Dataset items
## Begin

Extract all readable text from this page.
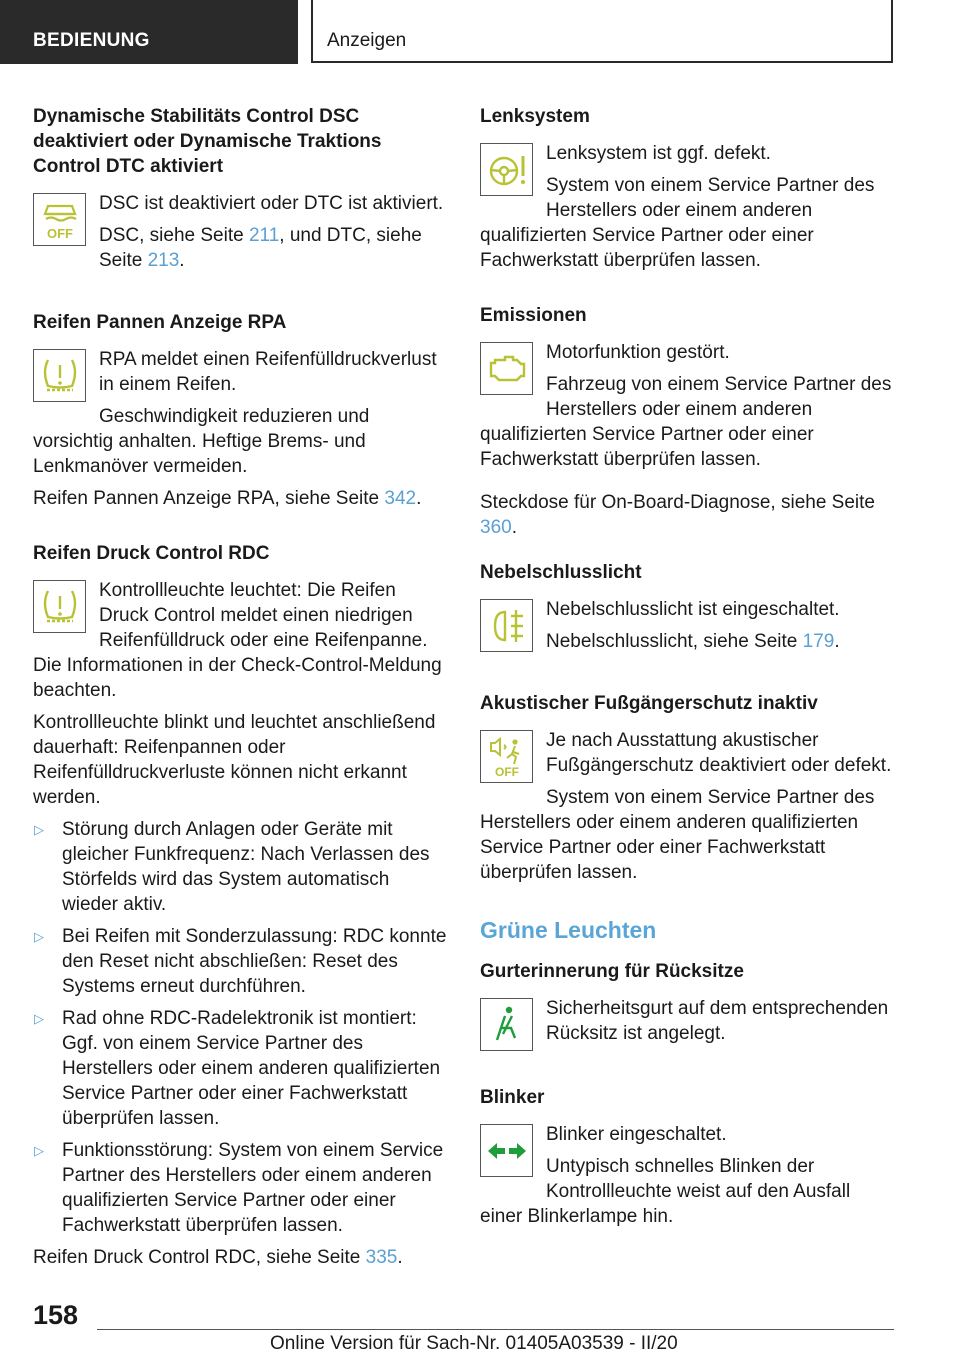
BEDIENUNG	Anzeigen
Dynamische Stabilitäts Control DSC deaktiviert oder Dynamische Traktions Control DTC aktiviert
OFF

DSC ist deaktiviert oder DTC ist aktiviert.

DSC, siehe Seite 211, und DTC, siehe Seite 213.

Reifen Pannen Anzeige RPA

RPA meldet einen Reifenfülldruckverlust in einem Reifen.

Geschwindigkeit reduzieren und vorsichtig anhalten. Heftige Brems- und Lenkmanöver vermeiden.

Reifen Pannen Anzeige RPA, siehe Seite 342.

Reifen Druck Control RDC

Kontrollleuchte leuchtet: Die Reifen Druck Control meldet einen niedrigen Reifenfülldruck oder eine Reifenpanne. Die Informationen in der Check-Control-Meldung beachten.

Kontrollleuchte blinkt und leuchtet anschließend dauerhaft: Reifenpannen oder Reifenfülldruckverluste können nicht erkannt werden.

▷ Störung durch Anlagen oder Geräte mit gleicher Funkfrequenz: Nach Verlassen des Störfelds wird das System automatisch wieder aktiv.
▷ Bei Reifen mit Sonderzulassung: RDC konnte den Reset nicht abschließen: Reset des Systems erneut durchführen.
▷ Rad ohne RDC-Radelektronik ist montiert: Ggf. von einem Service Partner des Herstellers oder einem anderen qualifizierten Service Partner oder einer Fachwerkstatt überprüfen lassen.
▷ Funktionsstörung: System von einem Service Partner des Herstellers oder einem anderen qualifizierten Service Partner oder einer Fachwerkstatt überprüfen lassen.

Reifen Druck Control RDC, siehe Seite 335.

Lenksystem

Lenksystem ist ggf. defekt.

System von einem Service Partner des Herstellers oder einem anderen qualifizierten Service Partner oder einer Fachwerkstatt überprüfen lassen.

Emissionen

Motorfunktion gestört.

Fahrzeug von einem Service Partner des Herstellers oder einem anderen qualifizierten Service Partner oder einer Fachwerkstatt überprüfen lassen.

Steckdose für On-Board-Diagnose, siehe Seite 360.

Nebelschlusslicht

Nebelschlusslicht ist eingeschaltet.

Nebelschlusslicht, siehe Seite 179.

Akustischer Fußgängerschutz inaktiv
OFF

Je nach Ausstattung akustischer Fußgängerschutz deaktiviert oder defekt.

System von einem Service Partner des Herstellers oder einem anderen qualifizierten Service Partner oder einer Fachwerkstatt überprüfen lassen.

Grüne Leuchten
Gurterinnerung für Rücksitze

Sicherheitsgurt auf dem entsprechenden Rücksitz ist angelegt.

Blinker

Blinker eingeschaltet.

Untypisch schnelles Blinken der Kontrollleuchte weist auf den Ausfall einer Blinkerlampe hin.

158
Online Version für Sach-Nr. 01405A03539 - II/20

## End

TASK DIRECTIONS :: Word for word, quote the lines above. Omit the pictures.

COMPLETE ANSWER ::
Extract all readable text from this page.
BEDIENUNG	Anzeigen
Dynamische Stabilitäts Control DSC deaktiviert oder Dynamische Traktions Control DTC aktiviert
OFF

DSC ist deaktiviert oder DTC ist aktiviert.

DSC, siehe Seite 211, und DTC, siehe Seite 213.

Reifen Pannen Anzeige RPA

RPA meldet einen Reifenfülldruckverlust in einem Reifen.

Geschwindigkeit reduzieren und vorsichtig anhalten. Heftige Brems- und Lenkmanöver vermeiden.

Reifen Pannen Anzeige RPA, siehe Seite 342.

Reifen Druck Control RDC

Kontrollleuchte leuchtet: Die Reifen Druck Control meldet einen niedrigen Reifenfülldruck oder eine Reifenpanne. Die Informationen in der Check-Control-Meldung beachten.

Kontrollleuchte blinkt und leuchtet anschließend dauerhaft: Reifenpannen oder Reifenfülldruckverluste können nicht erkannt werden.

▷ Störung durch Anlagen oder Geräte mit gleicher Funkfrequenz: Nach Verlassen des Störfelds wird das System automatisch wieder aktiv.
▷ Bei Reifen mit Sonderzulassung: RDC konnte den Reset nicht abschließen: Reset des Systems erneut durchführen.
▷ Rad ohne RDC-Radelektronik ist montiert: Ggf. von einem Service Partner des Herstellers oder einem anderen qualifizierten Service Partner oder einer Fachwerkstatt überprüfen lassen.
▷ Funktionsstörung: System von einem Service Partner des Herstellers oder einem anderen qualifizierten Service Partner oder einer Fachwerkstatt überprüfen lassen.

Reifen Druck Control RDC, siehe Seite 335.

Lenksystem

Lenksystem ist ggf. defekt.

System von einem Service Partner des Herstellers oder einem anderen qualifizierten Service Partner oder einer Fachwerkstatt überprüfen lassen.

Emissionen

Motorfunktion gestört.

Fahrzeug von einem Service Partner des Herstellers oder einem anderen qualifizierten Service Partner oder einer Fachwerkstatt überprüfen lassen.

Steckdose für On-Board-Diagnose, siehe Seite 360.

Nebelschlusslicht

Nebelschlusslicht ist eingeschaltet.

Nebelschlusslicht, siehe Seite 179.

Akustischer Fußgängerschutz inaktiv
OFF

Je nach Ausstattung akustischer Fußgängerschutz deaktiviert oder defekt.

System von einem Service Partner des Herstellers oder einem anderen qualifizierten Service Partner oder einer Fachwerkstatt überprüfen lassen.

Grüne Leuchten
Gurterinnerung für Rücksitze

Sicherheitsgurt auf dem entsprechenden Rücksitz ist angelegt.

Blinker

Blinker eingeschaltet.

Untypisch schnelles Blinken der Kontrollleuchte weist auf den Ausfall einer Blinkerlampe hin.

158
Online Version für Sach-Nr. 01405A03539 - II/20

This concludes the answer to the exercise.